------ SUPPLIED MATERIAL ------
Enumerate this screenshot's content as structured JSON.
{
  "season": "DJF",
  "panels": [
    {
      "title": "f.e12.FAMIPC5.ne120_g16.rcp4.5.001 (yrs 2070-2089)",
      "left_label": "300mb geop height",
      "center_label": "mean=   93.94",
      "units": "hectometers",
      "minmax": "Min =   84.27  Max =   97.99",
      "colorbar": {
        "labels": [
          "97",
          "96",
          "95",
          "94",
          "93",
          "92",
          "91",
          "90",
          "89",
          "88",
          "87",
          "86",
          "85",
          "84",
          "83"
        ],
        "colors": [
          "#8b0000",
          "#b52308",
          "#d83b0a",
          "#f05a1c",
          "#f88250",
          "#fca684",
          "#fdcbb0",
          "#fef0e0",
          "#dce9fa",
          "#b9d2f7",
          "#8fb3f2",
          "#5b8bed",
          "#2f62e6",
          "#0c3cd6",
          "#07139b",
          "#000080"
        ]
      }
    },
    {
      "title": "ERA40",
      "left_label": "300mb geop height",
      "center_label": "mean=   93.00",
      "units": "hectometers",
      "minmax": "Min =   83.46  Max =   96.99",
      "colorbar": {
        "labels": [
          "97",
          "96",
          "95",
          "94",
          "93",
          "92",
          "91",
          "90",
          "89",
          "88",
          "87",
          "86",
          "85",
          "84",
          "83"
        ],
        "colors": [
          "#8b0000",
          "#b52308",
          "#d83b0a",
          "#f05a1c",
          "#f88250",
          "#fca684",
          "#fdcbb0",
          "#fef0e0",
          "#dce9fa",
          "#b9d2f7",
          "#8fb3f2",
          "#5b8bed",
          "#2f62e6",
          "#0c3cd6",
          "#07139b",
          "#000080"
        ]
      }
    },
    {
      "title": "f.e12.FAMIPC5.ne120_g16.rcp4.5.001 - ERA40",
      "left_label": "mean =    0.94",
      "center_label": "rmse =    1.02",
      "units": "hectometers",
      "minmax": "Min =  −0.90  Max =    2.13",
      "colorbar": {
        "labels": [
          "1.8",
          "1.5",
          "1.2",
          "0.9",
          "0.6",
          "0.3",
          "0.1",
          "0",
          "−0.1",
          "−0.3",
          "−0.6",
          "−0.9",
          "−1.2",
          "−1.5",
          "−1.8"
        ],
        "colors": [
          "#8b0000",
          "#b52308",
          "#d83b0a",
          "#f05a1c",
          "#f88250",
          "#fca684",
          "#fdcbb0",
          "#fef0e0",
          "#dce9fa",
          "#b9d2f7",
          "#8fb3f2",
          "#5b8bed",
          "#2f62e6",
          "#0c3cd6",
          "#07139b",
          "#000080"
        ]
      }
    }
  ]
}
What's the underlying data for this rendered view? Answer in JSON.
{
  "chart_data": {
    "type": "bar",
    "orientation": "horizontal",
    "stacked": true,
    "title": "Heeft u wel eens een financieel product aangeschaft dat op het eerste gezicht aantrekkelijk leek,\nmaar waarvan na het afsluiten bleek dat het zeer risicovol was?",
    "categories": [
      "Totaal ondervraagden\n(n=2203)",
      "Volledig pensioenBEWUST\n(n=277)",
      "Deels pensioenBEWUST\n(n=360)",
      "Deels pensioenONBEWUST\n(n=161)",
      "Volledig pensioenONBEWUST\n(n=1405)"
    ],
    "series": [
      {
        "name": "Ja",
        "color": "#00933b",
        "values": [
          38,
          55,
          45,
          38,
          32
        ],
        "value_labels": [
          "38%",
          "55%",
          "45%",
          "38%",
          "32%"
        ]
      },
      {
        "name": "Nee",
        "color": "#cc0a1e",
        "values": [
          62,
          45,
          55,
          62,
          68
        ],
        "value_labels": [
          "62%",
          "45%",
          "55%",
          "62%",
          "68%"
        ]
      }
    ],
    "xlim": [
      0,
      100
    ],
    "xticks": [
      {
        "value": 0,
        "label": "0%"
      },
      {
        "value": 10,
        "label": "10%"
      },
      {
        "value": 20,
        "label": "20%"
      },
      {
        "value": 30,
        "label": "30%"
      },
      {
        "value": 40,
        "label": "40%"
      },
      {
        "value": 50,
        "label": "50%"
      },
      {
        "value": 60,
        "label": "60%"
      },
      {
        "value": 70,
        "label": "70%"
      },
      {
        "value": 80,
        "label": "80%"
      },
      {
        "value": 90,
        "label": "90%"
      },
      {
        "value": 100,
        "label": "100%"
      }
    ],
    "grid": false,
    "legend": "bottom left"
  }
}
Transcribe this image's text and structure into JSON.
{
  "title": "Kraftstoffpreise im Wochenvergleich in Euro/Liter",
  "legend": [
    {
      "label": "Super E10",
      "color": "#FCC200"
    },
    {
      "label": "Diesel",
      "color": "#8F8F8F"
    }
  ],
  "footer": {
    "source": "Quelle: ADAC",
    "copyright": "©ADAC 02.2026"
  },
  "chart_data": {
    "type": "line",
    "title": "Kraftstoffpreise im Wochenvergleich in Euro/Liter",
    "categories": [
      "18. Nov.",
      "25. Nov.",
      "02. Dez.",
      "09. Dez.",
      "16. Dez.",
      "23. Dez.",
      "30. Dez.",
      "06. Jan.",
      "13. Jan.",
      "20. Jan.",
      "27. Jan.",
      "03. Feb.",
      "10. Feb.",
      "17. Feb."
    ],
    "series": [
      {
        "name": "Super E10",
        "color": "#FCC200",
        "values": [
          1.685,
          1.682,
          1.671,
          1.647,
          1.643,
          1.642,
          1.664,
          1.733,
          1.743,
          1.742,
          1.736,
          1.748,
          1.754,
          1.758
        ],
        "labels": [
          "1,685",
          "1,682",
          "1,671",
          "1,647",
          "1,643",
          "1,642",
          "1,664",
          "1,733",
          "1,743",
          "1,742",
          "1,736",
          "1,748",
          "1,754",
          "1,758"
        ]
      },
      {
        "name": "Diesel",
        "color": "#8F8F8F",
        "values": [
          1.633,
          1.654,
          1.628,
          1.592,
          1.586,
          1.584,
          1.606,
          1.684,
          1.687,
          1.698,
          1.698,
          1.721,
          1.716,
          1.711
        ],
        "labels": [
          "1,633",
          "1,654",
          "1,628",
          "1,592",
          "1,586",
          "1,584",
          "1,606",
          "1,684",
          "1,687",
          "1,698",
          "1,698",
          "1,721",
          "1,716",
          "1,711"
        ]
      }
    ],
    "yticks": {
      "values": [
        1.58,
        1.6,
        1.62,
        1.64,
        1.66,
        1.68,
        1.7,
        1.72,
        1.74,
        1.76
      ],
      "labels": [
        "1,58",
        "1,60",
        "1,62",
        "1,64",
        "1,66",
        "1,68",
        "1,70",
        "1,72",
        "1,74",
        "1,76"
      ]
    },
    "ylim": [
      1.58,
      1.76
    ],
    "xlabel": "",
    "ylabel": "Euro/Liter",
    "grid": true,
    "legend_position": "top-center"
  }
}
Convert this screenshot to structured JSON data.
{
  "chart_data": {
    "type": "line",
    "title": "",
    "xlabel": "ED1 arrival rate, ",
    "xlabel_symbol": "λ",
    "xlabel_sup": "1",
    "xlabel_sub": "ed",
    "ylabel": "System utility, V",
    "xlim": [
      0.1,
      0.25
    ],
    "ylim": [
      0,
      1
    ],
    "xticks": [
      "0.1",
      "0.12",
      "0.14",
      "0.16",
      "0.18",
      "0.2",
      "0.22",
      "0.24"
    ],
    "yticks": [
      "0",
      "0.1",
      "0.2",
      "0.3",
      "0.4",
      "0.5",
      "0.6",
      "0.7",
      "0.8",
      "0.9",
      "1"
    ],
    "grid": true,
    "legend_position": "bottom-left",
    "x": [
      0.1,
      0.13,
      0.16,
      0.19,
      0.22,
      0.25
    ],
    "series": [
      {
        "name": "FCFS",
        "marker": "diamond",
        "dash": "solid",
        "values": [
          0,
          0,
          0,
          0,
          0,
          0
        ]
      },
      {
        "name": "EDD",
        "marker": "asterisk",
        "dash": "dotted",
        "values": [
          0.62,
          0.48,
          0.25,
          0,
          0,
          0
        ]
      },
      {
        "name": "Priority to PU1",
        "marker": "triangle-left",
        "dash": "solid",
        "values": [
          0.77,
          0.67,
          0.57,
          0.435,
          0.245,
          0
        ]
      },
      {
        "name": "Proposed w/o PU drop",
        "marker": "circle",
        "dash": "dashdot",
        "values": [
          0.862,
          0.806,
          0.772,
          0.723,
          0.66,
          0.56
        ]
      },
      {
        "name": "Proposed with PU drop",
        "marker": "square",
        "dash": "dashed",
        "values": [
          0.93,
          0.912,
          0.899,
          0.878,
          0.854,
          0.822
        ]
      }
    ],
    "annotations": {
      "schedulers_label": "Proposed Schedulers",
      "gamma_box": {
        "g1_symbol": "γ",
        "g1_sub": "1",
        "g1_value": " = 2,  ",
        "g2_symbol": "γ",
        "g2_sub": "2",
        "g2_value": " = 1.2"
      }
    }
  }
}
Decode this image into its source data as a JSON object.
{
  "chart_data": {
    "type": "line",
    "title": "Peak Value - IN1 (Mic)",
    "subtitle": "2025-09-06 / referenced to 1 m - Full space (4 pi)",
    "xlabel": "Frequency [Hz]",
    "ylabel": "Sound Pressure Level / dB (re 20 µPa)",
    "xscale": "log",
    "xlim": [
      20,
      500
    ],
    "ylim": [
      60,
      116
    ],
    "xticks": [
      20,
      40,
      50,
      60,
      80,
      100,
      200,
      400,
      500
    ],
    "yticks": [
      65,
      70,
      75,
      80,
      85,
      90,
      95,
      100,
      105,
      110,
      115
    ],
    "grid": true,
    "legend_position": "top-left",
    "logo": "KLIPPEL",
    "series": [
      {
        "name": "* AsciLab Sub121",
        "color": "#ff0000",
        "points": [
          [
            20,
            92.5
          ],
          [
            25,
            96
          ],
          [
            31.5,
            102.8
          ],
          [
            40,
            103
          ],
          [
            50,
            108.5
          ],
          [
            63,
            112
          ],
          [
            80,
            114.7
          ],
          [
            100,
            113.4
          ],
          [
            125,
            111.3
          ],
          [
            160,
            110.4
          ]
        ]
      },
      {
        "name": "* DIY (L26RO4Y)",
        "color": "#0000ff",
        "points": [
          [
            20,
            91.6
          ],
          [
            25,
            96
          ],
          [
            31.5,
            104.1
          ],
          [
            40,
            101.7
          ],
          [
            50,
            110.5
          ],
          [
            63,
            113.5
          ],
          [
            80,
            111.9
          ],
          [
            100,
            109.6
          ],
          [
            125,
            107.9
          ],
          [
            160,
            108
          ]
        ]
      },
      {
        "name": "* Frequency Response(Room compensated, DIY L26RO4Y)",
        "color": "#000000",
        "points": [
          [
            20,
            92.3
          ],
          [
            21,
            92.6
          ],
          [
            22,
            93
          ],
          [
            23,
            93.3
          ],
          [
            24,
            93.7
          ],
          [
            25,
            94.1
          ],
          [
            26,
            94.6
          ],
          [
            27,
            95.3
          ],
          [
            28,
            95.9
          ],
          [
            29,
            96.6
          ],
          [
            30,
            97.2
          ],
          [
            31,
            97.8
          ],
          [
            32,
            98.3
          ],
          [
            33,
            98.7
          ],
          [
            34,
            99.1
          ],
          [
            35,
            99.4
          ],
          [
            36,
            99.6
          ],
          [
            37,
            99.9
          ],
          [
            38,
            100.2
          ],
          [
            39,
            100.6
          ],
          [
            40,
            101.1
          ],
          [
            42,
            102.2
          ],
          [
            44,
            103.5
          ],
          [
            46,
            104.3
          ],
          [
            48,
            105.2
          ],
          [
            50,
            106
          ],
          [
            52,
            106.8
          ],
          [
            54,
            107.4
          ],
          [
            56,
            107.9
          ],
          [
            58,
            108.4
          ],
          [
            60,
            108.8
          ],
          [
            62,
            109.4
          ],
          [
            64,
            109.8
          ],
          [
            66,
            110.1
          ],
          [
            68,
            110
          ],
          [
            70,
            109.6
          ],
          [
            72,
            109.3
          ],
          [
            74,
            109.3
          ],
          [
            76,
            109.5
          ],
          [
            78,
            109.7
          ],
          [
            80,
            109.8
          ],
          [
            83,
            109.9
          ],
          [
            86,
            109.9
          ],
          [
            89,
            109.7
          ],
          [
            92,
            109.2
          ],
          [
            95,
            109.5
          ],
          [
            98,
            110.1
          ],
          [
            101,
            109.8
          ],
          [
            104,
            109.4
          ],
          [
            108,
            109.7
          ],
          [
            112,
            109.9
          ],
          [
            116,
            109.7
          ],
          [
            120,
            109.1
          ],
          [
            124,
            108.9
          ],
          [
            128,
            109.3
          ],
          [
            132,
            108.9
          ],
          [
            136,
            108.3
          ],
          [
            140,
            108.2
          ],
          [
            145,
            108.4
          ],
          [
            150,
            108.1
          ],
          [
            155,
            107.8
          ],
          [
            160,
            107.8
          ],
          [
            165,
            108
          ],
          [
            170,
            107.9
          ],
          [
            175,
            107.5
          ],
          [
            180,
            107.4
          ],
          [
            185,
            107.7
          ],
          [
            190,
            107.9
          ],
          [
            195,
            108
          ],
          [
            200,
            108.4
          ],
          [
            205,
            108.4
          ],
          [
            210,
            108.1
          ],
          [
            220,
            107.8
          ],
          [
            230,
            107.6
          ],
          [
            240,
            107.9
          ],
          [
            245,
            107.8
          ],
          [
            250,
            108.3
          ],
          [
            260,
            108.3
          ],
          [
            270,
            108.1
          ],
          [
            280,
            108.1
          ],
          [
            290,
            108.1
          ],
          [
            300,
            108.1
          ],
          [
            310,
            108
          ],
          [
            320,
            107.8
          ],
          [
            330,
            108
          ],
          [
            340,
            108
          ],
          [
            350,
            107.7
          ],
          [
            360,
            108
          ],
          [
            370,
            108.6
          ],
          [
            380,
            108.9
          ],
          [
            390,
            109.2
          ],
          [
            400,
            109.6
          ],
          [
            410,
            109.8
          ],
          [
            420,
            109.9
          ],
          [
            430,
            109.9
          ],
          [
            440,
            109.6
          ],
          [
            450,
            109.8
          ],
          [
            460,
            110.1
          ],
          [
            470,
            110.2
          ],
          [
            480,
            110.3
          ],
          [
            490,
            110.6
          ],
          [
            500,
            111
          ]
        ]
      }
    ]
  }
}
------
## SET EXERCISE
Of the lines above, how many hold the string "Proposed"? Answer with only the number.

## CORRECT RESPONSE
3